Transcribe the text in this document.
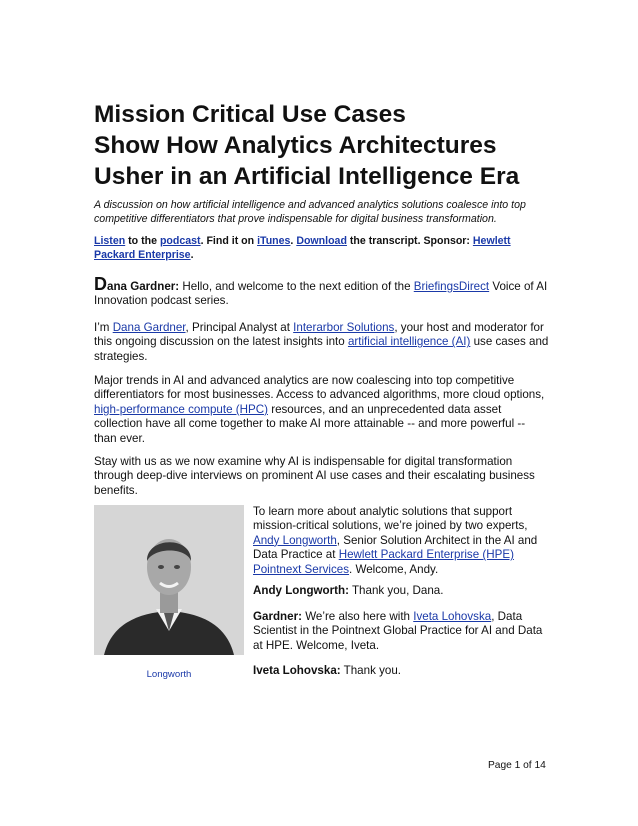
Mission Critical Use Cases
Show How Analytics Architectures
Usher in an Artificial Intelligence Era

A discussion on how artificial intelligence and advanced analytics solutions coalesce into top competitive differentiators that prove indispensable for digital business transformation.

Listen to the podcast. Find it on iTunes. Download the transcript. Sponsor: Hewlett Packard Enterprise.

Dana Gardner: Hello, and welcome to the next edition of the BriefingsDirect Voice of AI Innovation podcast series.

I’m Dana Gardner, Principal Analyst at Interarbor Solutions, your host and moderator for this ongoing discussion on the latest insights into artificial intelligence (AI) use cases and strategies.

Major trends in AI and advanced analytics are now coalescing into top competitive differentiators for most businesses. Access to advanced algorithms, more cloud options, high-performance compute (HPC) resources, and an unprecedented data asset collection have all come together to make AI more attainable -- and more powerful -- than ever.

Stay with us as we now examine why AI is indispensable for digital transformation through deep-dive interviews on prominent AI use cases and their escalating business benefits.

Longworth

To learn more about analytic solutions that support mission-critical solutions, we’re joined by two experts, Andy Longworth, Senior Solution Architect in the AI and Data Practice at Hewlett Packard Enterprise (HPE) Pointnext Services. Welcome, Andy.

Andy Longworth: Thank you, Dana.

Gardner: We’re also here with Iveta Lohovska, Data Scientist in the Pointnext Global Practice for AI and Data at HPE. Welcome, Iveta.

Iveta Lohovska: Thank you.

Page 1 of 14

---

Task prompt » Skip the pictures, then retype every line above exactly.

Correct result »
Transcribe the text in this document.
Mission Critical Use Cases
Show How Analytics Architectures
Usher in an Artificial Intelligence Era

A discussion on how artificial intelligence and advanced analytics solutions coalesce into top competitive differentiators that prove indispensable for digital business transformation.

Listen to the podcast. Find it on iTunes. Download the transcript. Sponsor: Hewlett Packard Enterprise.

Dana Gardner: Hello, and welcome to the next edition of the BriefingsDirect Voice of AI Innovation podcast series.

I’m Dana Gardner, Principal Analyst at Interarbor Solutions, your host and moderator for this ongoing discussion on the latest insights into artificial intelligence (AI) use cases and strategies.

Major trends in AI and advanced analytics are now coalescing into top competitive differentiators for most businesses. Access to advanced algorithms, more cloud options, high-performance compute (HPC) resources, and an unprecedented data asset collection have all come together to make AI more attainable -- and more powerful -- than ever.

Stay with us as we now examine why AI is indispensable for digital transformation through deep-dive interviews on prominent AI use cases and their escalating business benefits.

Longworth

To learn more about analytic solutions that support mission-critical solutions, we’re joined by two experts, Andy Longworth, Senior Solution Architect in the AI and Data Practice at Hewlett Packard Enterprise (HPE) Pointnext Services. Welcome, Andy.

Andy Longworth: Thank you, Dana.

Gardner: We’re also here with Iveta Lohovska, Data Scientist in the Pointnext Global Practice for AI and Data at HPE. Welcome, Iveta.

Iveta Lohovska: Thank you.

Page 1 of 14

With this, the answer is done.